● WHAT THE EXERCISE ASKS: Pictures aside, quote the whole listing exactly.

Entries with figure data
------------------------
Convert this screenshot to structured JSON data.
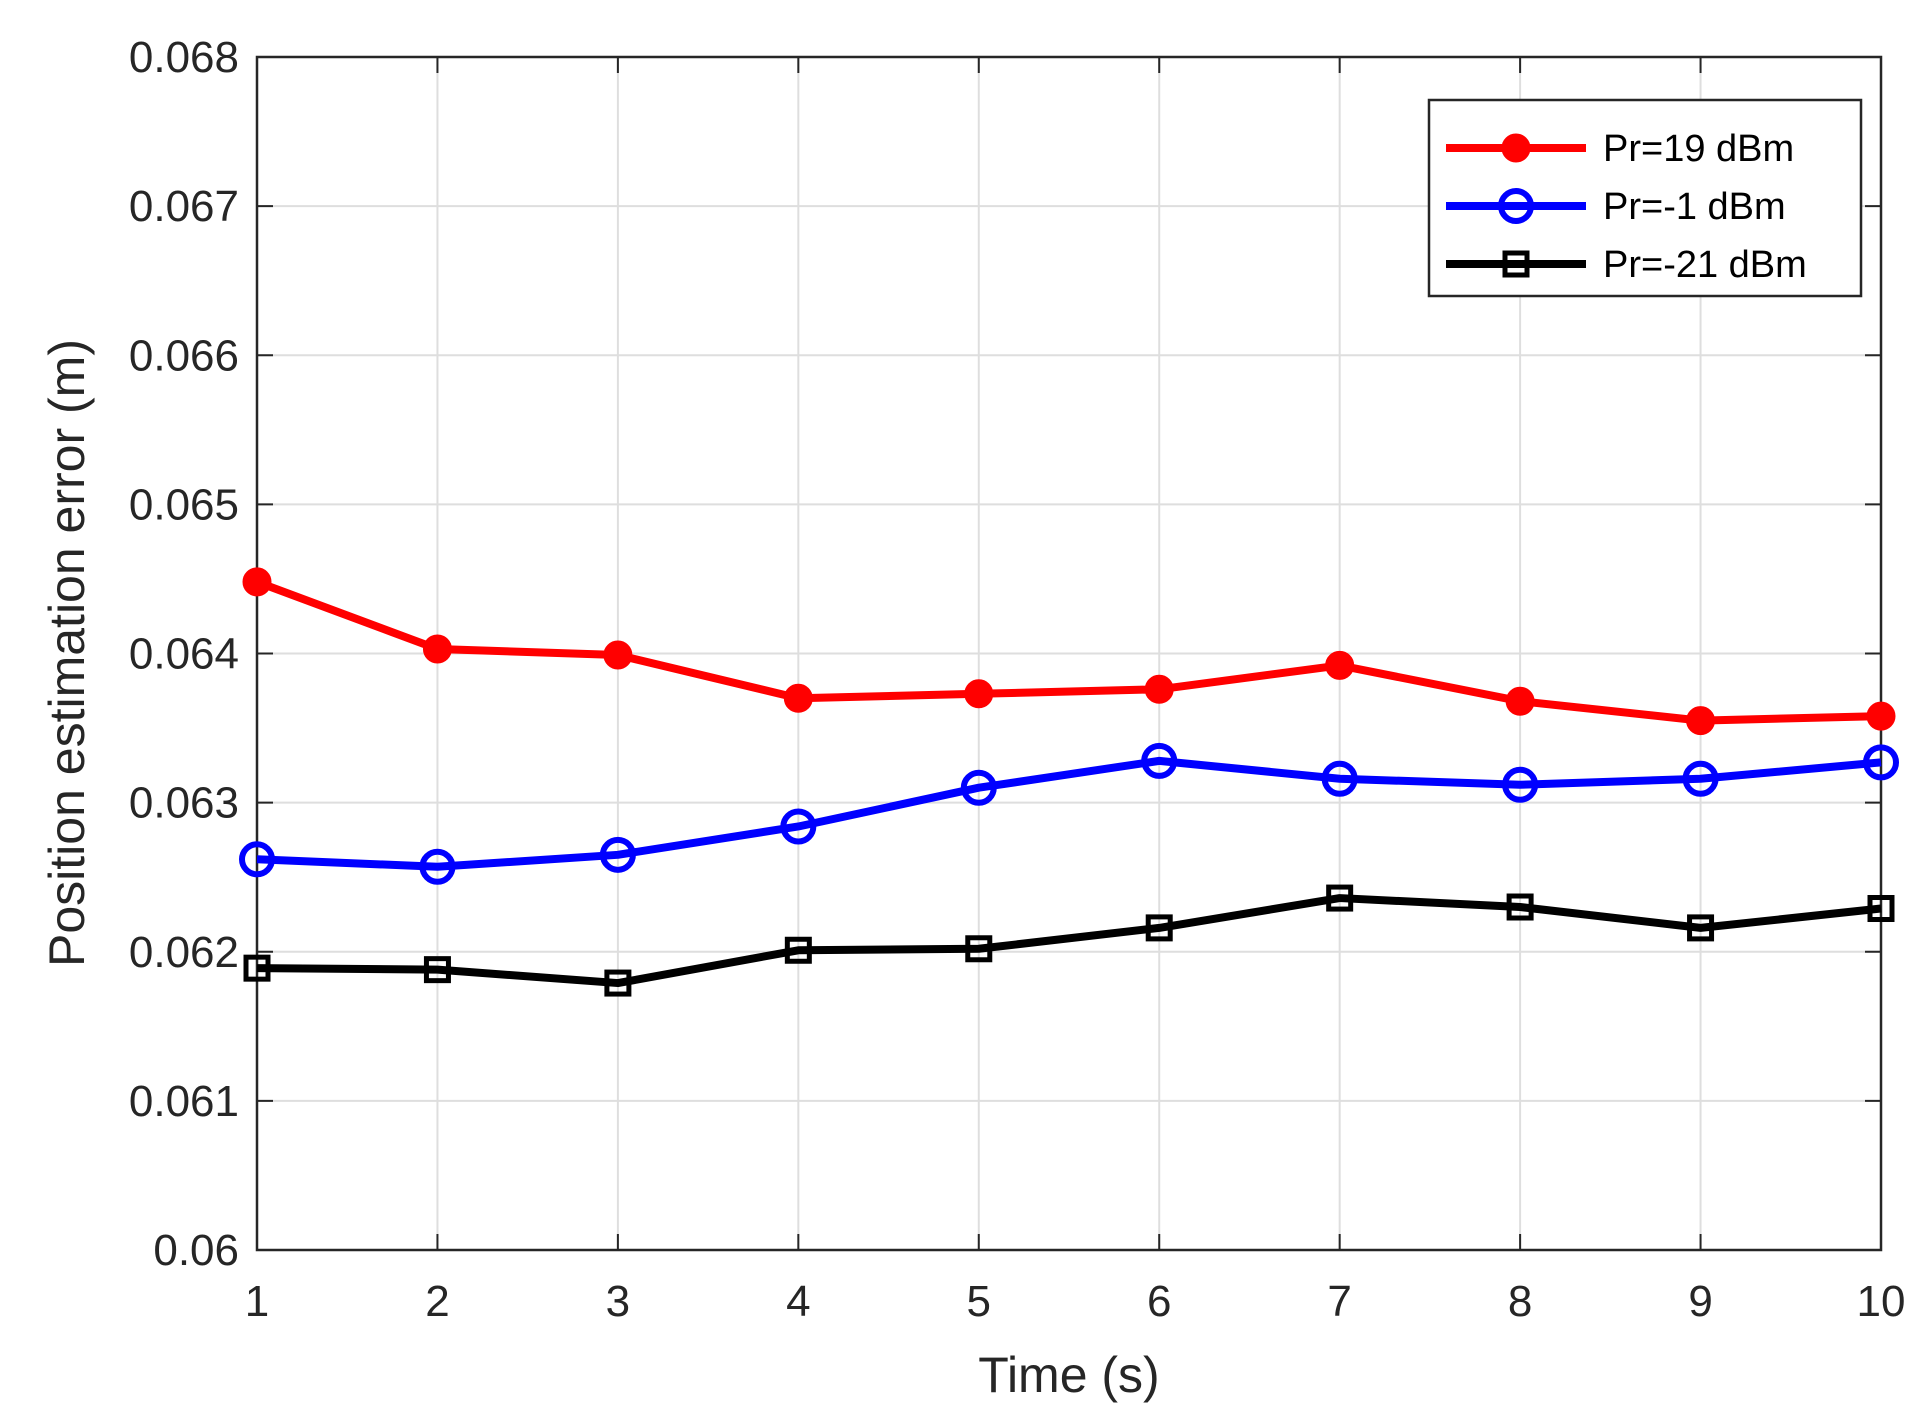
{
  "chart_data": {
    "type": "line",
    "title": "",
    "xlabel": "Time (s)",
    "ylabel": "Position estimation error (m)",
    "xlim": [
      1,
      10
    ],
    "ylim": [
      0.06,
      0.068
    ],
    "x": [
      1,
      2,
      3,
      4,
      5,
      6,
      7,
      8,
      9,
      10
    ],
    "xticks": [
      "1",
      "2",
      "3",
      "4",
      "5",
      "6",
      "7",
      "8",
      "9",
      "10"
    ],
    "yticks": [
      "0.06",
      "0.061",
      "0.062",
      "0.063",
      "0.064",
      "0.065",
      "0.066",
      "0.067",
      "0.068"
    ],
    "ytick_values": [
      0.06,
      0.061,
      0.062,
      0.063,
      0.064,
      0.065,
      0.066,
      0.067,
      0.068
    ],
    "grid": true,
    "legend_position": "top-right",
    "series": [
      {
        "name": "Pr=19 dBm",
        "color": "#ff0000",
        "marker": "filled-circle",
        "values": [
          0.06448,
          0.06403,
          0.06399,
          0.0637,
          0.06373,
          0.06376,
          0.06392,
          0.06368,
          0.06355,
          0.06358
        ]
      },
      {
        "name": "Pr=-1 dBm",
        "color": "#0000ff",
        "marker": "open-circle",
        "values": [
          0.06262,
          0.06257,
          0.06265,
          0.06284,
          0.0631,
          0.06328,
          0.06316,
          0.06312,
          0.06316,
          0.06327
        ]
      },
      {
        "name": "Pr=-21 dBm",
        "color": "#000000",
        "marker": "open-square",
        "values": [
          0.06189,
          0.06188,
          0.06179,
          0.06201,
          0.06202,
          0.06216,
          0.06236,
          0.0623,
          0.06216,
          0.06229
        ]
      }
    ]
  }
}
------------------------
● WRITTEN SOLUTION:
Convert this screenshot to structured JSON data.
{
  "chart_data": {
    "type": "line",
    "title": "",
    "xlabel": "Time (s)",
    "ylabel": "Position estimation error (m)",
    "xlim": [
      1,
      10
    ],
    "ylim": [
      0.06,
      0.068
    ],
    "x": [
      1,
      2,
      3,
      4,
      5,
      6,
      7,
      8,
      9,
      10
    ],
    "xticks": [
      "1",
      "2",
      "3",
      "4",
      "5",
      "6",
      "7",
      "8",
      "9",
      "10"
    ],
    "yticks": [
      "0.06",
      "0.061",
      "0.062",
      "0.063",
      "0.064",
      "0.065",
      "0.066",
      "0.067",
      "0.068"
    ],
    "ytick_values": [
      0.06,
      0.061,
      0.062,
      0.063,
      0.064,
      0.065,
      0.066,
      0.067,
      0.068
    ],
    "grid": true,
    "legend_position": "top-right",
    "series": [
      {
        "name": "Pr=19 dBm",
        "color": "#ff0000",
        "marker": "filled-circle",
        "values": [
          0.06448,
          0.06403,
          0.06399,
          0.0637,
          0.06373,
          0.06376,
          0.06392,
          0.06368,
          0.06355,
          0.06358
        ]
      },
      {
        "name": "Pr=-1 dBm",
        "color": "#0000ff",
        "marker": "open-circle",
        "values": [
          0.06262,
          0.06257,
          0.06265,
          0.06284,
          0.0631,
          0.06328,
          0.06316,
          0.06312,
          0.06316,
          0.06327
        ]
      },
      {
        "name": "Pr=-21 dBm",
        "color": "#000000",
        "marker": "open-square",
        "values": [
          0.06189,
          0.06188,
          0.06179,
          0.06201,
          0.06202,
          0.06216,
          0.06236,
          0.0623,
          0.06216,
          0.06229
        ]
      }
    ]
  }
}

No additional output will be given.